_WHAT THE EXERCISE ASKS:_
Copy every entry precisely.

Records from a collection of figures
######

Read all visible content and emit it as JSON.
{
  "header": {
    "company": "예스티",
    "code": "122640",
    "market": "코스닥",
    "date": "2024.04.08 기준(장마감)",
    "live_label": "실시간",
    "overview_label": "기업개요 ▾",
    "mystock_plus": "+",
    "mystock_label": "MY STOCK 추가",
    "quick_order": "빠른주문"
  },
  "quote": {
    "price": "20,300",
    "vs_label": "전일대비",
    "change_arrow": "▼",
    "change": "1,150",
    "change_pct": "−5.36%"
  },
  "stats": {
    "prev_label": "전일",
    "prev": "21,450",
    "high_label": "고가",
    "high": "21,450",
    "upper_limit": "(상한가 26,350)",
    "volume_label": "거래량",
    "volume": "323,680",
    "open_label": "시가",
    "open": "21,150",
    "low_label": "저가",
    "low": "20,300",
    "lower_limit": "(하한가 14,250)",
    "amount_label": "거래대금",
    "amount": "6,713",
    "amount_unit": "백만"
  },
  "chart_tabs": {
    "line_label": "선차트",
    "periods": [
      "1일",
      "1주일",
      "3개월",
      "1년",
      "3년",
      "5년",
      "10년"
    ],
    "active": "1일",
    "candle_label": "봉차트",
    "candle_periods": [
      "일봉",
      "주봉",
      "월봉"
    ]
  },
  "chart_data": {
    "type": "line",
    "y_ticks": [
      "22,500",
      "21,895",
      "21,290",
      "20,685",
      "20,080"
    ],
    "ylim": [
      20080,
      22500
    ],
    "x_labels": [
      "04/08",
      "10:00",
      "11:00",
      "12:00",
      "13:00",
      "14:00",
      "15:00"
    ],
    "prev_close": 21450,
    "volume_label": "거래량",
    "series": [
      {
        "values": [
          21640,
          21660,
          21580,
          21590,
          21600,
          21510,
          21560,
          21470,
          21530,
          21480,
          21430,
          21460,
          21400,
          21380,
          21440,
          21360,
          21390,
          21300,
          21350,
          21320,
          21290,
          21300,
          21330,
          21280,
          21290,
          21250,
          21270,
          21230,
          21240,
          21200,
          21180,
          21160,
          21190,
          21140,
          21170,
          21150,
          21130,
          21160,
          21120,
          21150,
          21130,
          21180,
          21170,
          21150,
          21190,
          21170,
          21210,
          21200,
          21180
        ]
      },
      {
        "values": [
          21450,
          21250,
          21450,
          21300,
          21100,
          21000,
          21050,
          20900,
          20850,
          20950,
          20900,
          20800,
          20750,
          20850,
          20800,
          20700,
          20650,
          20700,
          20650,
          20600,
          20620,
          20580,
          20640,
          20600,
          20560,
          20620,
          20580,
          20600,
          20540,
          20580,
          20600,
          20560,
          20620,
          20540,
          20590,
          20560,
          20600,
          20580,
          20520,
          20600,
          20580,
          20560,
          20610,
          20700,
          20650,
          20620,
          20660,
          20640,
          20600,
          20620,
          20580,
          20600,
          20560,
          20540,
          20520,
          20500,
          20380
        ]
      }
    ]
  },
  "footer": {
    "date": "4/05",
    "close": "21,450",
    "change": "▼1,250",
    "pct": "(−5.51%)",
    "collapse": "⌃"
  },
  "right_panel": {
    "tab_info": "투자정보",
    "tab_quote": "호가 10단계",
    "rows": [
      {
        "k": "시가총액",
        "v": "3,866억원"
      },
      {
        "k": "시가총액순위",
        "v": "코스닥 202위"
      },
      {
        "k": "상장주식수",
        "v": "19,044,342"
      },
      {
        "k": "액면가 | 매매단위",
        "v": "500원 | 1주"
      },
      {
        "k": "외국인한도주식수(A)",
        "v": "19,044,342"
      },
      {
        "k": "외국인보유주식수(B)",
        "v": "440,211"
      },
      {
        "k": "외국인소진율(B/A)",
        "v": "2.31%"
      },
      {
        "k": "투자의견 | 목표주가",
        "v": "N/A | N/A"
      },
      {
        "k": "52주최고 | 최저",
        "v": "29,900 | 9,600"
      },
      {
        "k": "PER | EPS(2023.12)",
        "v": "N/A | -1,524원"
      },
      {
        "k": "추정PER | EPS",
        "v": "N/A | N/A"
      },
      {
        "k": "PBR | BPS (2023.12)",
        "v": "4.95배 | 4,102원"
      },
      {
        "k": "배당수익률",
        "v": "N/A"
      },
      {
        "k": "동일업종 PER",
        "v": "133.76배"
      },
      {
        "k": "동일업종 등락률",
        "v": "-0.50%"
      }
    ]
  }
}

######

_ANSWER BELOW:_
Read all visible content and emit it as JSON.
{
  "header": {
    "company": "예스티",
    "code": "122640",
    "market": "코스닥",
    "date": "2024.04.08 기준(장마감)",
    "live_label": "실시간",
    "overview_label": "기업개요 ▾",
    "mystock_plus": "+",
    "mystock_label": "MY STOCK 추가",
    "quick_order": "빠른주문"
  },
  "quote": {
    "price": "20,300",
    "vs_label": "전일대비",
    "change_arrow": "▼",
    "change": "1,150",
    "change_pct": "−5.36%"
  },
  "stats": {
    "prev_label": "전일",
    "prev": "21,450",
    "high_label": "고가",
    "high": "21,450",
    "upper_limit": "(상한가 26,350)",
    "volume_label": "거래량",
    "volume": "323,680",
    "open_label": "시가",
    "open": "21,150",
    "low_label": "저가",
    "low": "20,300",
    "lower_limit": "(하한가 14,250)",
    "amount_label": "거래대금",
    "amount": "6,713",
    "amount_unit": "백만"
  },
  "chart_tabs": {
    "line_label": "선차트",
    "periods": [
      "1일",
      "1주일",
      "3개월",
      "1년",
      "3년",
      "5년",
      "10년"
    ],
    "active": "1일",
    "candle_label": "봉차트",
    "candle_periods": [
      "일봉",
      "주봉",
      "월봉"
    ]
  },
  "chart_data": {
    "type": "line",
    "y_ticks": [
      "22,500",
      "21,895",
      "21,290",
      "20,685",
      "20,080"
    ],
    "ylim": [
      20080,
      22500
    ],
    "x_labels": [
      "04/08",
      "10:00",
      "11:00",
      "12:00",
      "13:00",
      "14:00",
      "15:00"
    ],
    "prev_close": 21450,
    "volume_label": "거래량",
    "series": [
      {
        "values": [
          21640,
          21660,
          21580,
          21590,
          21600,
          21510,
          21560,
          21470,
          21530,
          21480,
          21430,
          21460,
          21400,
          21380,
          21440,
          21360,
          21390,
          21300,
          21350,
          21320,
          21290,
          21300,
          21330,
          21280,
          21290,
          21250,
          21270,
          21230,
          21240,
          21200,
          21180,
          21160,
          21190,
          21140,
          21170,
          21150,
          21130,
          21160,
          21120,
          21150,
          21130,
          21180,
          21170,
          21150,
          21190,
          21170,
          21210,
          21200,
          21180
        ]
      },
      {
        "values": [
          21450,
          21250,
          21450,
          21300,
          21100,
          21000,
          21050,
          20900,
          20850,
          20950,
          20900,
          20800,
          20750,
          20850,
          20800,
          20700,
          20650,
          20700,
          20650,
          20600,
          20620,
          20580,
          20640,
          20600,
          20560,
          20620,
          20580,
          20600,
          20540,
          20580,
          20600,
          20560,
          20620,
          20540,
          20590,
          20560,
          20600,
          20580,
          20520,
          20600,
          20580,
          20560,
          20610,
          20700,
          20650,
          20620,
          20660,
          20640,
          20600,
          20620,
          20580,
          20600,
          20560,
          20540,
          20520,
          20500,
          20380
        ]
      }
    ]
  },
  "footer": {
    "date": "4/05",
    "close": "21,450",
    "change": "▼1,250",
    "pct": "(−5.51%)",
    "collapse": "⌃"
  },
  "right_panel": {
    "tab_info": "투자정보",
    "tab_quote": "호가 10단계",
    "rows": [
      {
        "k": "시가총액",
        "v": "3,866억원"
      },
      {
        "k": "시가총액순위",
        "v": "코스닥 202위"
      },
      {
        "k": "상장주식수",
        "v": "19,044,342"
      },
      {
        "k": "액면가 | 매매단위",
        "v": "500원 | 1주"
      },
      {
        "k": "외국인한도주식수(A)",
        "v": "19,044,342"
      },
      {
        "k": "외국인보유주식수(B)",
        "v": "440,211"
      },
      {
        "k": "외국인소진율(B/A)",
        "v": "2.31%"
      },
      {
        "k": "투자의견 | 목표주가",
        "v": "N/A | N/A"
      },
      {
        "k": "52주최고 | 최저",
        "v": "29,900 | 9,600"
      },
      {
        "k": "PER | EPS(2023.12)",
        "v": "N/A | -1,524원"
      },
      {
        "k": "추정PER | EPS",
        "v": "N/A | N/A"
      },
      {
        "k": "PBR | BPS (2023.12)",
        "v": "4.95배 | 4,102원"
      },
      {
        "k": "배당수익률",
        "v": "N/A"
      },
      {
        "k": "동일업종 PER",
        "v": "133.76배"
      },
      {
        "k": "동일업종 등락률",
        "v": "-0.50%"
      }
    ]
  }
}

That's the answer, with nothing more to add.